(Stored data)
** START **

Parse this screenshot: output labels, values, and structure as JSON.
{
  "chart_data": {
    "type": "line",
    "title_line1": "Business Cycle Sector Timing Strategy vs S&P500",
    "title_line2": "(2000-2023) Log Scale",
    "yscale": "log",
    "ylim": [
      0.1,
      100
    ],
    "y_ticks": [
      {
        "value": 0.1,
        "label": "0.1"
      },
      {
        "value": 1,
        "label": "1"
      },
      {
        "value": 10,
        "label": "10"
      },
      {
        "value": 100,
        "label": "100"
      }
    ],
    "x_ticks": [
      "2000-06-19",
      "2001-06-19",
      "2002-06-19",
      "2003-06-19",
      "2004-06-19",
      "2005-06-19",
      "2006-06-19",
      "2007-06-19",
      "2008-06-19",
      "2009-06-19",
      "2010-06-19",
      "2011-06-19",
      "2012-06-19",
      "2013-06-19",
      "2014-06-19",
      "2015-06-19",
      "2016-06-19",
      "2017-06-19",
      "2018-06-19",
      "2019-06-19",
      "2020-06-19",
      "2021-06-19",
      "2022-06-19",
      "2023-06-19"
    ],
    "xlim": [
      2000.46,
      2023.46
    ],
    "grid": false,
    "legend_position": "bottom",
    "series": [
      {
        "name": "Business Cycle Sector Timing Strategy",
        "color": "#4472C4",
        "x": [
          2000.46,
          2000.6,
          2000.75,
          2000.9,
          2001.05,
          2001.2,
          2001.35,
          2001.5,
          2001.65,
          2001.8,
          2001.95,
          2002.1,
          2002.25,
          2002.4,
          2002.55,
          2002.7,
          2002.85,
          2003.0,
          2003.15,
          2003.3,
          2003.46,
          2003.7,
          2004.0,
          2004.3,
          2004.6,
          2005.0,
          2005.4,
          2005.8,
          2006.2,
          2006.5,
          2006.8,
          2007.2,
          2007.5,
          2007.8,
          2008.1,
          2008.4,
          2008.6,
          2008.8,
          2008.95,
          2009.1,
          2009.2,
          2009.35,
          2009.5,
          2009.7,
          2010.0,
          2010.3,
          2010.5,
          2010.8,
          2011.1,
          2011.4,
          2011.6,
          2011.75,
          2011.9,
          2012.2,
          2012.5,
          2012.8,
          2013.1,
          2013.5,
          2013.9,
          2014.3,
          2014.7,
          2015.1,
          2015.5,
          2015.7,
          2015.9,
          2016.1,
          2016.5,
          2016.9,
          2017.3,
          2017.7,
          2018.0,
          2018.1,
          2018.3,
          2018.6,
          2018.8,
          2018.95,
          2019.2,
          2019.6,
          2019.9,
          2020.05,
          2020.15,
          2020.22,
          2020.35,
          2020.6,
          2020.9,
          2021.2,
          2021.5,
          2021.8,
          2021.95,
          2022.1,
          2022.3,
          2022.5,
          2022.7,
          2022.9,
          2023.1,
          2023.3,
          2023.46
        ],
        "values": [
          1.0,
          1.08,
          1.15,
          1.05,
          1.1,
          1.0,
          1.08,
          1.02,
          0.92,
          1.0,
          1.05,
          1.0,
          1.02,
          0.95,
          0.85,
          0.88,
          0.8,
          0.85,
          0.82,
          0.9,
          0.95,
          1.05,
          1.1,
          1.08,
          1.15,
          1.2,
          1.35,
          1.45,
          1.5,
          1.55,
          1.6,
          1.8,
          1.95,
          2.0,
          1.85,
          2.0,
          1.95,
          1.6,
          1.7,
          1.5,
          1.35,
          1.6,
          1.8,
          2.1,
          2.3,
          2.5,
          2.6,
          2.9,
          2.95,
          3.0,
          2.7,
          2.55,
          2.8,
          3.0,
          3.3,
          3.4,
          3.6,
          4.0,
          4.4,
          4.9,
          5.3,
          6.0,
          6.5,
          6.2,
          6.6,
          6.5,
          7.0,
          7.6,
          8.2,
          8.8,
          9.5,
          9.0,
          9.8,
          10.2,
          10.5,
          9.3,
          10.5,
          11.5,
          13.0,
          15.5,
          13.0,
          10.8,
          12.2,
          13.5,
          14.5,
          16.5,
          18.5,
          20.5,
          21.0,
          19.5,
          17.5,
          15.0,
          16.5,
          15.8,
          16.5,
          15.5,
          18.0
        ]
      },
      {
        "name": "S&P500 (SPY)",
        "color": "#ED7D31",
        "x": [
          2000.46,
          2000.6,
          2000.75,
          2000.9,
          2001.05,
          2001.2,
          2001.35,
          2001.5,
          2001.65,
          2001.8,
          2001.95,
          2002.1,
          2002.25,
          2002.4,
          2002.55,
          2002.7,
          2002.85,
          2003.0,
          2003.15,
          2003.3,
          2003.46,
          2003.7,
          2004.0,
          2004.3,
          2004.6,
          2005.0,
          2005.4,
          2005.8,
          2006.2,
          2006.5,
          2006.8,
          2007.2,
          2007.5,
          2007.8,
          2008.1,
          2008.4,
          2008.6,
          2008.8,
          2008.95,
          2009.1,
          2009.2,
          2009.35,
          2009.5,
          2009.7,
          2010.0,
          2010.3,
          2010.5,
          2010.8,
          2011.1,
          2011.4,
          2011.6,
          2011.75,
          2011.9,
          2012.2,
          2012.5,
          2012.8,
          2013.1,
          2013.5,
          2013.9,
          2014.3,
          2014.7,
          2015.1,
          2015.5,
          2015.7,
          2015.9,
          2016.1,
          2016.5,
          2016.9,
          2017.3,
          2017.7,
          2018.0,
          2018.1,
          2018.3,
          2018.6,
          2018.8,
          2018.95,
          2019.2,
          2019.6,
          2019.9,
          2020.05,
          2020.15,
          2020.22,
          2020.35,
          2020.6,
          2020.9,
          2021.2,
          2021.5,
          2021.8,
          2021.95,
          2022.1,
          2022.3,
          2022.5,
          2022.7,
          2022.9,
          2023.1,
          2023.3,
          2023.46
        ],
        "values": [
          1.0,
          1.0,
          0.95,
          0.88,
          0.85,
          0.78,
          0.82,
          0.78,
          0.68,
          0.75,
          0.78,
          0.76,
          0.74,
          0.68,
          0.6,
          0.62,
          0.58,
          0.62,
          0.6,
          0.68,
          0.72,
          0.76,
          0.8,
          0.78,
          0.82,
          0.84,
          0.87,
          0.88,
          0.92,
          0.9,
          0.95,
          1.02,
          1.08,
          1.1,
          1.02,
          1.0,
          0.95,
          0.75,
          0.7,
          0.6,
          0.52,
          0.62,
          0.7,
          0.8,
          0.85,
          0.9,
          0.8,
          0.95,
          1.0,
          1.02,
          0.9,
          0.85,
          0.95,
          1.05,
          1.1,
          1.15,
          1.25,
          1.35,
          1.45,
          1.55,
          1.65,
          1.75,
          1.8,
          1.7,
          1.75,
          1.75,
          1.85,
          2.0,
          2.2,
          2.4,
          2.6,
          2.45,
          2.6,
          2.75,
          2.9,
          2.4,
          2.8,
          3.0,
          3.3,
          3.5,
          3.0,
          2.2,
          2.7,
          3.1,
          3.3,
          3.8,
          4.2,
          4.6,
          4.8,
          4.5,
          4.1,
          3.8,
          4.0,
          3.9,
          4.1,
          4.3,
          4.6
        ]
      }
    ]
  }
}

** END **

**Short exercise**
From the data above, copy each line that has the string "Cycle".

**Output for this task**
    "title_line1": "Business Cycle Sector Timing Strategy vs S&P500",
        "name": "Business Cycle Sector Timing Strategy",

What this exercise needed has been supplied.